» **Problem requirements**
Identify every line in the records below that contains the word "امیری", and reproduce each one.

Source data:
[start]
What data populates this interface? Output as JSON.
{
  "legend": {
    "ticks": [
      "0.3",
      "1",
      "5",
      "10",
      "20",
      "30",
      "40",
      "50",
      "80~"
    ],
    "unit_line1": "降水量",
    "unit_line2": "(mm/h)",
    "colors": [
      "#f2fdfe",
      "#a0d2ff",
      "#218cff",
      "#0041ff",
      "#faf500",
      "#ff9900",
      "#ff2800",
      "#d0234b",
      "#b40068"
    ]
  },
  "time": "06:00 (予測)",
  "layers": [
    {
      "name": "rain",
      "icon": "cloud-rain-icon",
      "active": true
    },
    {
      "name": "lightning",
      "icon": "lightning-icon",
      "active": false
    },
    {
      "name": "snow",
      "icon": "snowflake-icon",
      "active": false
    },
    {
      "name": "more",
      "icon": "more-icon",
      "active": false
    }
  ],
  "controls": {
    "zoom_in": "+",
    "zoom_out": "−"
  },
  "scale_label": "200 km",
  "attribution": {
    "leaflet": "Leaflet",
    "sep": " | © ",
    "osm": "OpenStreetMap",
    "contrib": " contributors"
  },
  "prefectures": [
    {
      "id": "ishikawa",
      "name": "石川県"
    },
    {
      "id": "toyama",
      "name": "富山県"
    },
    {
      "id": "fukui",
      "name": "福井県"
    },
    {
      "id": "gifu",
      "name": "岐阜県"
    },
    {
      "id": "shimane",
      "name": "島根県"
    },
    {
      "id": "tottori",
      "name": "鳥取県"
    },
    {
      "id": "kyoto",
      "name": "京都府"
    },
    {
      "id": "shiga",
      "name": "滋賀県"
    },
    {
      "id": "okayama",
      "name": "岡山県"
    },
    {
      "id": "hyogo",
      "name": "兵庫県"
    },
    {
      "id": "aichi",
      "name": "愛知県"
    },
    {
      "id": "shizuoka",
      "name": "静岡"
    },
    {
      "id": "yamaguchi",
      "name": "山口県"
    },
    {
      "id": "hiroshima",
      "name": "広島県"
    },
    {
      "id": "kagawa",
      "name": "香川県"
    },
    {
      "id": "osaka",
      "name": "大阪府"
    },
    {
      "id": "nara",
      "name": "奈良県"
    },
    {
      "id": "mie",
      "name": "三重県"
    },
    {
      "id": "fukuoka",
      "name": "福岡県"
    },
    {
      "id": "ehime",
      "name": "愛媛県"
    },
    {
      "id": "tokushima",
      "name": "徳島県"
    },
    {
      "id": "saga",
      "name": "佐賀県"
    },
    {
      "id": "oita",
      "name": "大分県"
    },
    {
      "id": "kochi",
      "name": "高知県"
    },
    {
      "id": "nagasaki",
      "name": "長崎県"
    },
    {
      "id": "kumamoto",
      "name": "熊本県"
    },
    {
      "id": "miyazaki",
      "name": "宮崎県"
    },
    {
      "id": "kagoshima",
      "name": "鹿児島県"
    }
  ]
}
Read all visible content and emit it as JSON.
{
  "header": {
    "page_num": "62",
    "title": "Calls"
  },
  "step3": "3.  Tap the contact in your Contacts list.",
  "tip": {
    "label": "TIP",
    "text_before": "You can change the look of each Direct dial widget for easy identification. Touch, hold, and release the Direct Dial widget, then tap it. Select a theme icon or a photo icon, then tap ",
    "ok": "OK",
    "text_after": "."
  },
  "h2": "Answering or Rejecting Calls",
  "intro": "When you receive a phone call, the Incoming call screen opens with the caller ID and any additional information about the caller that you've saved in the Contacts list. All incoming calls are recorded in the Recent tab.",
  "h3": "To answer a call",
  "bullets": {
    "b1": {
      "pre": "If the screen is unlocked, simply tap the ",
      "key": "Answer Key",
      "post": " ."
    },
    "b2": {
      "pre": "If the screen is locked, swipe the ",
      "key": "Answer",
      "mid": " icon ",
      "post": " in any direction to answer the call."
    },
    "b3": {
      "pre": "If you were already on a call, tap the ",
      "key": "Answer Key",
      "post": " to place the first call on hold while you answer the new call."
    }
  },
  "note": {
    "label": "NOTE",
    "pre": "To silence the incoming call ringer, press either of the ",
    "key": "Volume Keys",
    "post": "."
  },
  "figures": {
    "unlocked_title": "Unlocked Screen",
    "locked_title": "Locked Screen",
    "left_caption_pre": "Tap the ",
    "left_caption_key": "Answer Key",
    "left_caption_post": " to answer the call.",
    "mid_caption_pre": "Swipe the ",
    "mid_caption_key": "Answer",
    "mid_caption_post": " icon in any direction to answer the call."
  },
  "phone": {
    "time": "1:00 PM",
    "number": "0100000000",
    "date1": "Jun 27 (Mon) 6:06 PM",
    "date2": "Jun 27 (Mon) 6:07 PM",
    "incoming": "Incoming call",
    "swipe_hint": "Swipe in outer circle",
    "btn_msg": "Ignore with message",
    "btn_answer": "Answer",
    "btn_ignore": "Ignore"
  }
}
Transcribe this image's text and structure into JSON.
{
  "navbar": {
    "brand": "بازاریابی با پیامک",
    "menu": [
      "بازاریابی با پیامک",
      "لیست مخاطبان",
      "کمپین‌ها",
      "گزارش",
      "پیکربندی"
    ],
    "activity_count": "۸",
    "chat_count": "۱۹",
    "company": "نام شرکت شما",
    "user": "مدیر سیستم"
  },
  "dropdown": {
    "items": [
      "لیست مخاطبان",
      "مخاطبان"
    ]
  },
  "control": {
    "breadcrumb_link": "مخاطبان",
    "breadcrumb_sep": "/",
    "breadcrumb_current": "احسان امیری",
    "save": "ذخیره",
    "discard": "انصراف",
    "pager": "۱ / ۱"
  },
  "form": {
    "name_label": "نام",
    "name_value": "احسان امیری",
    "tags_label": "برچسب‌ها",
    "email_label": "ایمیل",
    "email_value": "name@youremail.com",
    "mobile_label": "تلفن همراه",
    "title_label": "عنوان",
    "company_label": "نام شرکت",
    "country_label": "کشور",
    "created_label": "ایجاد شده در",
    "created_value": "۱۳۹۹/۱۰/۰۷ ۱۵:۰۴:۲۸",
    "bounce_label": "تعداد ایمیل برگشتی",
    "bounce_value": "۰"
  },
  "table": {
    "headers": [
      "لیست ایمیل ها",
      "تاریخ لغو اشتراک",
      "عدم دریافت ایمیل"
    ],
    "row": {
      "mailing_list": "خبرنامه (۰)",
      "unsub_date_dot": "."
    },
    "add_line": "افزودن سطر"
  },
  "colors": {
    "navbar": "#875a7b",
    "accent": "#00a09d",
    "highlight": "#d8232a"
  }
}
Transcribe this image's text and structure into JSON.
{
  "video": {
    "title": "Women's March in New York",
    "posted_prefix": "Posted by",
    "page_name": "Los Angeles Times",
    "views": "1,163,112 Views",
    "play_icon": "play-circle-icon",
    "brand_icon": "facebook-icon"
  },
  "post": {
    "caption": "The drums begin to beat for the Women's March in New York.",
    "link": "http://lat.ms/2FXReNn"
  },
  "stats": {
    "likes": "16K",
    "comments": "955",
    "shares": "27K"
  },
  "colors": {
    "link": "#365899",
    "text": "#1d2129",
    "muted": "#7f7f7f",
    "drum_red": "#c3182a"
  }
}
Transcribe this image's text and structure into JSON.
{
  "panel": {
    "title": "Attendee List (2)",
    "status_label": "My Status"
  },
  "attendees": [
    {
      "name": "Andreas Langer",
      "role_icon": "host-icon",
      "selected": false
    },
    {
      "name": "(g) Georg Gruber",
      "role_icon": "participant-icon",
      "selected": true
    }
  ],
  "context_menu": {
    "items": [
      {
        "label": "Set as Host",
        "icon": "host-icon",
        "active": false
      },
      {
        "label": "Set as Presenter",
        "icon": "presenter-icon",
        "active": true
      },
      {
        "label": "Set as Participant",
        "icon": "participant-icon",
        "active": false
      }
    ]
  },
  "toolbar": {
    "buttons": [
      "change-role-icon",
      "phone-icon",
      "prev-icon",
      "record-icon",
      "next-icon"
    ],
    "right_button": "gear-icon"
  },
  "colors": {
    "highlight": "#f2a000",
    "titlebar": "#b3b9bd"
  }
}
[end]
» **Solution to the exercise**
    "breadcrumb_current": "احسان امیری",
    "name_value": "احسان امیری",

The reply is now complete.